— BEGIN —

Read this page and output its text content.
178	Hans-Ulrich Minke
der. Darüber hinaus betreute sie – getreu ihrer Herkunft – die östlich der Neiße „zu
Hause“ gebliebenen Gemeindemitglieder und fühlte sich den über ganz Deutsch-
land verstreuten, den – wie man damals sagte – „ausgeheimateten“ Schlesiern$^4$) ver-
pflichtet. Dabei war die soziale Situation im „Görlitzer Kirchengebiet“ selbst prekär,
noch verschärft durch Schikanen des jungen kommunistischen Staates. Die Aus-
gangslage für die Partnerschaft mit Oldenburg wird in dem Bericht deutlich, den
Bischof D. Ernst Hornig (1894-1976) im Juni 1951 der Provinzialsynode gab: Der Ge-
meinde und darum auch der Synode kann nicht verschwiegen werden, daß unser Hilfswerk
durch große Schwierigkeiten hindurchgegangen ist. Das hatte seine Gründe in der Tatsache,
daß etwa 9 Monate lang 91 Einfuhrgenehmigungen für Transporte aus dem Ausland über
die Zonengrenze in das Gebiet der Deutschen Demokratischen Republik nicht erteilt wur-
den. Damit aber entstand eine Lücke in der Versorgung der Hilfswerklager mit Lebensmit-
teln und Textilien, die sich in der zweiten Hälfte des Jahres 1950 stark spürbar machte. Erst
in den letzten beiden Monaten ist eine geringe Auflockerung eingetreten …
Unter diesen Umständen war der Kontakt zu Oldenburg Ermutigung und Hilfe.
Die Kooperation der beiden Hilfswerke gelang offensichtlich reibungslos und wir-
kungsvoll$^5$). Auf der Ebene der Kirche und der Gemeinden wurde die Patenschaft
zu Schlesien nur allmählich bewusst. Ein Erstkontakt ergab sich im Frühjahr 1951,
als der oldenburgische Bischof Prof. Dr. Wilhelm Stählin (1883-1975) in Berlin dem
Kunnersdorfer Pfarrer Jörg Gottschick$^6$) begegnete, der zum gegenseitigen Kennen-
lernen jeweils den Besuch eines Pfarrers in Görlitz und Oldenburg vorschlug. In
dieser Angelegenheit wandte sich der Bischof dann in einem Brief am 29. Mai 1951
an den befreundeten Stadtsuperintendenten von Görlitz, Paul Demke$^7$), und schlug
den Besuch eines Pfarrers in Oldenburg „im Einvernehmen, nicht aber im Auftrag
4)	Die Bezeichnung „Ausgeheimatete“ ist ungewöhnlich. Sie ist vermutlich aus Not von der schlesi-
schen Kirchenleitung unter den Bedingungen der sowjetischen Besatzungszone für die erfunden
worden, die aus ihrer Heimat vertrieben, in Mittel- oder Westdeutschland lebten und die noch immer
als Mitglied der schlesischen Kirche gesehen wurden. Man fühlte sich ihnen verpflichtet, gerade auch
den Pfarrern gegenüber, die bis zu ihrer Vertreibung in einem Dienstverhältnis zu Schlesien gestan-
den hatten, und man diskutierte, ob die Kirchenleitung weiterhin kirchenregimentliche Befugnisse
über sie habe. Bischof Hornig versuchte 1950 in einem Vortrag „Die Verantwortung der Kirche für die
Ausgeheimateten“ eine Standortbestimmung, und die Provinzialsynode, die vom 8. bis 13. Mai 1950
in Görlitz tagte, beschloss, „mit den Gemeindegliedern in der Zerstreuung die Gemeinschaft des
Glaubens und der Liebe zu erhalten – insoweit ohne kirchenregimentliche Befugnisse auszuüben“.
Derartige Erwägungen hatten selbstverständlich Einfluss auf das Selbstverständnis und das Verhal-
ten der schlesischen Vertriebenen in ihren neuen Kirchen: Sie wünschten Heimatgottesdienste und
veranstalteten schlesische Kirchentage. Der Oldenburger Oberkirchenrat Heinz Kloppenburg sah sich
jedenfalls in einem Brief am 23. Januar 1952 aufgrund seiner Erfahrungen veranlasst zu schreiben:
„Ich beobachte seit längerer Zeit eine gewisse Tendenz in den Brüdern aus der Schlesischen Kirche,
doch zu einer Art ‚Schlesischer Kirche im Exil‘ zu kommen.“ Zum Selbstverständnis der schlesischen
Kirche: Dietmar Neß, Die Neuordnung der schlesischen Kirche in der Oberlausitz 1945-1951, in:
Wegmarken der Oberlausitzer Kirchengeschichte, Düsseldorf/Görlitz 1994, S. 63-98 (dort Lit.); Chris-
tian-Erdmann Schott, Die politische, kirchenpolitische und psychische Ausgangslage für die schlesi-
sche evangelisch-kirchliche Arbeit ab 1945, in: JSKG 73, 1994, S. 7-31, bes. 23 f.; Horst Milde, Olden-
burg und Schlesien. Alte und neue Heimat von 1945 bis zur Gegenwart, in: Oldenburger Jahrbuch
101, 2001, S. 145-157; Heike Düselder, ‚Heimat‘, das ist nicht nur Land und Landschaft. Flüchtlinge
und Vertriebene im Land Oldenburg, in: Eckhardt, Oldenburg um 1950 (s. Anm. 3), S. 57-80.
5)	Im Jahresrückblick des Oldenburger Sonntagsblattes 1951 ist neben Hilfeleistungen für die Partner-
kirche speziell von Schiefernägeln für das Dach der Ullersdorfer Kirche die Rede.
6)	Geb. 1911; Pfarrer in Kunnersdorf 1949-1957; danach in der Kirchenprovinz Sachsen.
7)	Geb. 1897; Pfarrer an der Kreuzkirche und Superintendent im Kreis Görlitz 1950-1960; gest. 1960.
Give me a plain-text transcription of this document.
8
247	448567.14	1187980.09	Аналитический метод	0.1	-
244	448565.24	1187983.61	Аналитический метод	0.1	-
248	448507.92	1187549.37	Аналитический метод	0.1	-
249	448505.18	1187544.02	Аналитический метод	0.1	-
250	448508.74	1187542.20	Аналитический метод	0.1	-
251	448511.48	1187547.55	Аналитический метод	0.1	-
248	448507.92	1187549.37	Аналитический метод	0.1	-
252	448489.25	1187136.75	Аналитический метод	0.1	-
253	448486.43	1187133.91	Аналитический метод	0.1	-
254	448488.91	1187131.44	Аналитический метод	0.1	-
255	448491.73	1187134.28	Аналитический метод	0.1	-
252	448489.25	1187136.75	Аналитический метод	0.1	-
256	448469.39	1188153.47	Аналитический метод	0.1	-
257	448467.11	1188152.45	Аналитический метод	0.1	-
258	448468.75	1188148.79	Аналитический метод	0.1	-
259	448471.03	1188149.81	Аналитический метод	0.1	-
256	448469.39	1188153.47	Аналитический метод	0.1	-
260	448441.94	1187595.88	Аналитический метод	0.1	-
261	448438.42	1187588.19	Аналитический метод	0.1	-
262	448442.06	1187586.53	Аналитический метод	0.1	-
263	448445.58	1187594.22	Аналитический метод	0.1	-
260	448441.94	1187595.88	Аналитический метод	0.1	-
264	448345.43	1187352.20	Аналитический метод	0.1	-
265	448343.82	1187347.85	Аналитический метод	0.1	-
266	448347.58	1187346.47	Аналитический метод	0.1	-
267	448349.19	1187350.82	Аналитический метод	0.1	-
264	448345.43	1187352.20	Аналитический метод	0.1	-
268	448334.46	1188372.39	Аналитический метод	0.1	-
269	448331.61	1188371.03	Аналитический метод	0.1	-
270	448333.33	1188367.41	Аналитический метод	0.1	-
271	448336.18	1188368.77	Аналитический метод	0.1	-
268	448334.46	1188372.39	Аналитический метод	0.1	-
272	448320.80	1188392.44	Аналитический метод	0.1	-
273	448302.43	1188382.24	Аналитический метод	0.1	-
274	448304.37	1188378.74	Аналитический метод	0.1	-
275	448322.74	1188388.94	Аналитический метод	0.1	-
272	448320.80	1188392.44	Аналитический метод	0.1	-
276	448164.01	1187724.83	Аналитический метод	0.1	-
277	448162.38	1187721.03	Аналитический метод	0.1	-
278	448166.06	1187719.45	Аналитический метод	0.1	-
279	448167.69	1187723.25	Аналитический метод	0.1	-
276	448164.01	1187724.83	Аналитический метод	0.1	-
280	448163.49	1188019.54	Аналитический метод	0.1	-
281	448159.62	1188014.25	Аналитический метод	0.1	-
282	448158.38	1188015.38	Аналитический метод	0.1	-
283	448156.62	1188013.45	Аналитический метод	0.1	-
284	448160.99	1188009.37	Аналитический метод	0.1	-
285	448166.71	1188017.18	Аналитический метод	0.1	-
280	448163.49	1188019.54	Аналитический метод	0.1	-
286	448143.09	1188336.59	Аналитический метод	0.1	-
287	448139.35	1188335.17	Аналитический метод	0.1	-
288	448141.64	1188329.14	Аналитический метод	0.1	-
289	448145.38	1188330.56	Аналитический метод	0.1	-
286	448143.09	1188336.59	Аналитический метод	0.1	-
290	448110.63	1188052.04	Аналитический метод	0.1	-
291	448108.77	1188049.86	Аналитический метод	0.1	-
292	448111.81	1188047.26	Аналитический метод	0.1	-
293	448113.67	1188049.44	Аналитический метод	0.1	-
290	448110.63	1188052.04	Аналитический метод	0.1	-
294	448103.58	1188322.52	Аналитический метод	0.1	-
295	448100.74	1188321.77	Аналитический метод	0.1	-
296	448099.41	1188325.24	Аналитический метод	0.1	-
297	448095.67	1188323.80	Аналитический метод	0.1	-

— END —

# WHAT YOU HAVE TO DO
Look over the records above and copy each line that includes the string "Brief".

# TASK SOLUTION
dieser Angelegenheit wandte sich der Bischof dann in einem Brief am 29. Mai 1951
jedenfalls in einem Brief am 23. Januar 1952 aufgrund seiner Erfahrungen veranlasst zu schreiben:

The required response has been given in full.